=== How to complete this task ===
Say how many lines in the entries hold the word "基于假说②", and reply with that number only.

==== Provided entries

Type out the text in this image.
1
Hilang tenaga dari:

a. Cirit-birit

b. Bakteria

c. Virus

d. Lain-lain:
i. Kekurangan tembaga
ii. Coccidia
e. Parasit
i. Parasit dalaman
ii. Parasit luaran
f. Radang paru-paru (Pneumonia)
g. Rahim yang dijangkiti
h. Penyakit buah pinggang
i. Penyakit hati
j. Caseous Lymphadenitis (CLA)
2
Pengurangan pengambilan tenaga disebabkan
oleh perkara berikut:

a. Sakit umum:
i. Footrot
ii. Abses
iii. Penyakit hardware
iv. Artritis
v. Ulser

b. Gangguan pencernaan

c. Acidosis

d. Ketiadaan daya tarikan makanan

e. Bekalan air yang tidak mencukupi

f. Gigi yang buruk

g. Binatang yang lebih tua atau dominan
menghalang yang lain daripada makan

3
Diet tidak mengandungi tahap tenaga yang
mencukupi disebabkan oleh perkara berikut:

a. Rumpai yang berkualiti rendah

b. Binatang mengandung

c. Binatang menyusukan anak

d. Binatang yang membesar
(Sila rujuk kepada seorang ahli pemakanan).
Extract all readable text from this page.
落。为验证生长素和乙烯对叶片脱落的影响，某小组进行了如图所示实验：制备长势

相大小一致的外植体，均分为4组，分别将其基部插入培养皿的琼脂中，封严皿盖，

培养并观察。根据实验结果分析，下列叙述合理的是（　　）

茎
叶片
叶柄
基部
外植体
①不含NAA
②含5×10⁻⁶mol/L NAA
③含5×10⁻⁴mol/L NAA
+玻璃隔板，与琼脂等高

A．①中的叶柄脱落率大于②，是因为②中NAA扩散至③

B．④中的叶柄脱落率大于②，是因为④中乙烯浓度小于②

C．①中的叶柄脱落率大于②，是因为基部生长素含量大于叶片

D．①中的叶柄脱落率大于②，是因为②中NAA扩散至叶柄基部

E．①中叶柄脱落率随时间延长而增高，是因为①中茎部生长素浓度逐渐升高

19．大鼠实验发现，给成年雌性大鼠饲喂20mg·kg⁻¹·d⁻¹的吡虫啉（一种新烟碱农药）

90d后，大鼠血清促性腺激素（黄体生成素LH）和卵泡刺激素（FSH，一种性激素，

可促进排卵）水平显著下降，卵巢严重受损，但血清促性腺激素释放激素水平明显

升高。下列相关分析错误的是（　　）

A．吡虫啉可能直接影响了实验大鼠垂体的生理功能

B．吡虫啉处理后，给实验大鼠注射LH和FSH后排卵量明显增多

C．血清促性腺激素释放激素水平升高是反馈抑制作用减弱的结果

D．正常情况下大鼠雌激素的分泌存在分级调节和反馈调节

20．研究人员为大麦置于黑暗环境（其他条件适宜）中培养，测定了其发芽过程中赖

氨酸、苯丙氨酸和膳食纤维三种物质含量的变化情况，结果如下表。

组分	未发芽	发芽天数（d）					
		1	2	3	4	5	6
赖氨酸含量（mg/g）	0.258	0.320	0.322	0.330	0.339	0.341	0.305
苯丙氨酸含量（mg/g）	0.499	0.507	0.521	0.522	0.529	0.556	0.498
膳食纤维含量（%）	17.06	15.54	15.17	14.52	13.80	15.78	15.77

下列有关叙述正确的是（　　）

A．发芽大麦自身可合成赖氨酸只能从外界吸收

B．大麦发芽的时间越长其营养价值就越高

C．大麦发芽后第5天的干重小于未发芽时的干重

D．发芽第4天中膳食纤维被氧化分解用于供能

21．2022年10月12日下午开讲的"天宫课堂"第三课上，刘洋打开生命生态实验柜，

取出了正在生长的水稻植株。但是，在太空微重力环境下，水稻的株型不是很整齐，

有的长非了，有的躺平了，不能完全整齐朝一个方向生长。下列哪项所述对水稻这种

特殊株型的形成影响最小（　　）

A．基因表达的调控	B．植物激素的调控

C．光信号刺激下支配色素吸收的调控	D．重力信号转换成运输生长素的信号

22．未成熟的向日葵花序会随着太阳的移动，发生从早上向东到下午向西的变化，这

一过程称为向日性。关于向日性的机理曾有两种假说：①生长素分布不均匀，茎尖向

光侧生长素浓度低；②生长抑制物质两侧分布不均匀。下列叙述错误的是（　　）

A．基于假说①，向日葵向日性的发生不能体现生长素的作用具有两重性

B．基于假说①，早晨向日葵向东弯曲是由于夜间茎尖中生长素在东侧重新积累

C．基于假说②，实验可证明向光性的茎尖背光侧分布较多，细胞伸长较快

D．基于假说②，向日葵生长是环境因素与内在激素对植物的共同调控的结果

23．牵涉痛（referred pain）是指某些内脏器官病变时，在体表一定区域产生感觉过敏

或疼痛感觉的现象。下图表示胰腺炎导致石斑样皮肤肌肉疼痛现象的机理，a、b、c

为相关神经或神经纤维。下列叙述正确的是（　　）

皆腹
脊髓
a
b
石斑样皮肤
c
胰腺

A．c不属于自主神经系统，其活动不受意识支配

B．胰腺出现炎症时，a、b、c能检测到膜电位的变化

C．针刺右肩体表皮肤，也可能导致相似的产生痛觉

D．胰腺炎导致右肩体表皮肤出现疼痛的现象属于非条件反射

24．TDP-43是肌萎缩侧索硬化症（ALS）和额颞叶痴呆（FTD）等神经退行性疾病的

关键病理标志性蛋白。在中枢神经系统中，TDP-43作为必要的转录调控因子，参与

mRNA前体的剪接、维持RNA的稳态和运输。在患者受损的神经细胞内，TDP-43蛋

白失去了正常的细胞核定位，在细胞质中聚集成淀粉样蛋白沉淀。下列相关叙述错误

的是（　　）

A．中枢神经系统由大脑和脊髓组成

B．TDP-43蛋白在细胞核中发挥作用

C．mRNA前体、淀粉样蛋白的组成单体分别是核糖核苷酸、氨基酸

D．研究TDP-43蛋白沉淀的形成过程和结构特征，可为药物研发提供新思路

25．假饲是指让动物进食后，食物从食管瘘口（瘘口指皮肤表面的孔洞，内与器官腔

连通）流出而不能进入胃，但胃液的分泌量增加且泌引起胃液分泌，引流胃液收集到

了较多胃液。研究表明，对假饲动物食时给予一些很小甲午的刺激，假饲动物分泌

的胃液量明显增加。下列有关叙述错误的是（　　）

========
==== Provided entries

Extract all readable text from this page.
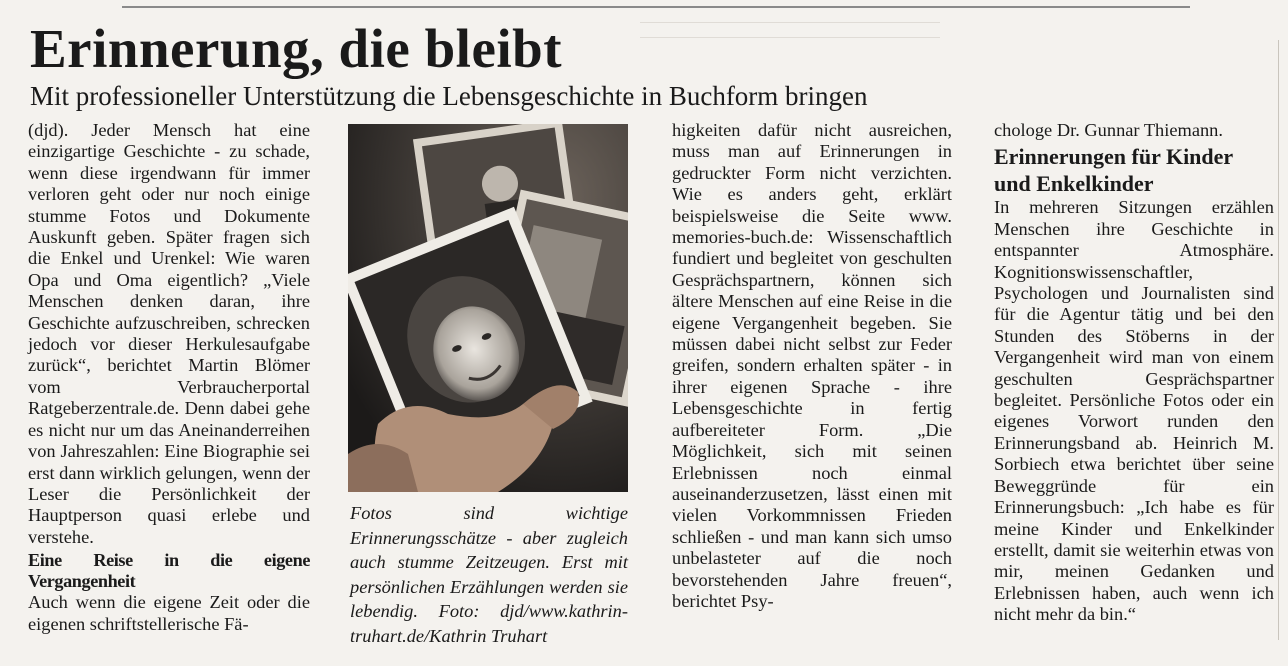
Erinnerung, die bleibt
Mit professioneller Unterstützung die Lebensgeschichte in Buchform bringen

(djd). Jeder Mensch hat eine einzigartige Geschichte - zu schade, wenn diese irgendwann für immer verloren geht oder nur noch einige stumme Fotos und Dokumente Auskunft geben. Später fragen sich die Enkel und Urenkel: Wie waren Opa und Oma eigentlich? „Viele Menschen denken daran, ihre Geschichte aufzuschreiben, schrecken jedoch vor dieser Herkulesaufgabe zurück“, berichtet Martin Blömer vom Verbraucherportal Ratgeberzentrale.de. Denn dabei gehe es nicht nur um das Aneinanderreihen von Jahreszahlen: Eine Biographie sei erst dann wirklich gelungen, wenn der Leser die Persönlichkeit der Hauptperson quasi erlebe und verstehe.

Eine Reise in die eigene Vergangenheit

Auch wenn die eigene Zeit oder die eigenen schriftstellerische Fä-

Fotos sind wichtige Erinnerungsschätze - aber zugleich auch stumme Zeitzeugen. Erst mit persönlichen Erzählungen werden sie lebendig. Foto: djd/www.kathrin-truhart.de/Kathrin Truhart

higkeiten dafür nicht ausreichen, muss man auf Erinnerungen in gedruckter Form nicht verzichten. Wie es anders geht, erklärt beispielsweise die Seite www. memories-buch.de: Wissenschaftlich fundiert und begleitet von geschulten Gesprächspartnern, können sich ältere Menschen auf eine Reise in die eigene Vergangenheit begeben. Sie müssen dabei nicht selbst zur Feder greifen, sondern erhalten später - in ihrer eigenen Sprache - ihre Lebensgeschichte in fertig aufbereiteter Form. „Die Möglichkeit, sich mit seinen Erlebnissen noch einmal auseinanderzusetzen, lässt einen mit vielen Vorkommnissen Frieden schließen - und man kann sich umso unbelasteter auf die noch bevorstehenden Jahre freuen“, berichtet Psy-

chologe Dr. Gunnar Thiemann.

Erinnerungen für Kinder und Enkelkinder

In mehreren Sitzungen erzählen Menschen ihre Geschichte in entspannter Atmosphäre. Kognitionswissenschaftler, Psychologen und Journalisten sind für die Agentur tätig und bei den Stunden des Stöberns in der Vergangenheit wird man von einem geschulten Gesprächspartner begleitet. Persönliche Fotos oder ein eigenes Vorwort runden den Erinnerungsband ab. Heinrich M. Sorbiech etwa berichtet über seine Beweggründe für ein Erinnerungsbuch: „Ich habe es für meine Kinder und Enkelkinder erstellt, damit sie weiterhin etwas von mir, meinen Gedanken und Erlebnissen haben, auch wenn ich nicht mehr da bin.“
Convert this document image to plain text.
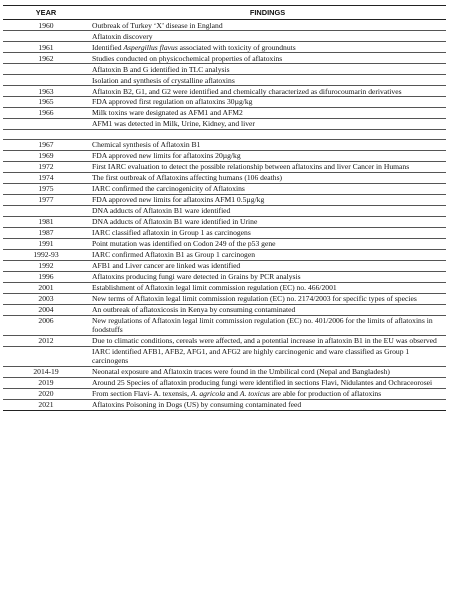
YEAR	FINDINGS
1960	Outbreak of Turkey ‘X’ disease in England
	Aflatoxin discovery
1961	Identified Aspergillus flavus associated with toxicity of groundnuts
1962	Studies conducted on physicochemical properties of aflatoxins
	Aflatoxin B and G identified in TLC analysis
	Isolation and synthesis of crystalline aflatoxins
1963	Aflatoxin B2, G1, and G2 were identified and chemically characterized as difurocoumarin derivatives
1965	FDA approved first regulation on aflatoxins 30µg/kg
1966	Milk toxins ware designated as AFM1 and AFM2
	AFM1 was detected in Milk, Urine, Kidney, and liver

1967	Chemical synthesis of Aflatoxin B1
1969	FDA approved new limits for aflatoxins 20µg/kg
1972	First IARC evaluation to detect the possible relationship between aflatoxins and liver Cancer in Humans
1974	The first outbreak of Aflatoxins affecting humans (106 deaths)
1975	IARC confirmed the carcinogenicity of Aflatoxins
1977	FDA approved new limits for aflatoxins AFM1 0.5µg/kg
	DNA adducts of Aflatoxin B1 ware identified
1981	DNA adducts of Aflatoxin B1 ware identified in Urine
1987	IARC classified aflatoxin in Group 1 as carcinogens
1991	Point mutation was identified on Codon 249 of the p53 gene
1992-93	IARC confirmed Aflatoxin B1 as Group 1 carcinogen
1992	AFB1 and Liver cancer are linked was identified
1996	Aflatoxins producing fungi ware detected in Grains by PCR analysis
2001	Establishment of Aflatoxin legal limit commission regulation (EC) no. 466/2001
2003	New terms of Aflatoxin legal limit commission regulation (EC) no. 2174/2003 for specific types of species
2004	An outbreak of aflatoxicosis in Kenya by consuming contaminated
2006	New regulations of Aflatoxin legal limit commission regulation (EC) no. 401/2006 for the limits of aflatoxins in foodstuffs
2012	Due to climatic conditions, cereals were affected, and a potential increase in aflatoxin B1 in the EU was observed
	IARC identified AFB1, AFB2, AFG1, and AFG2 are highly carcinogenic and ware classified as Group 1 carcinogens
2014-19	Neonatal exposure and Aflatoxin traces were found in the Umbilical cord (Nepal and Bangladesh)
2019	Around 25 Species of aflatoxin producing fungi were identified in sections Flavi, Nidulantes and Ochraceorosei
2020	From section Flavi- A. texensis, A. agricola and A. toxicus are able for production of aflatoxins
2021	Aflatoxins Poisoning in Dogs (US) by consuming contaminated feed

========

=== Answer section ===
2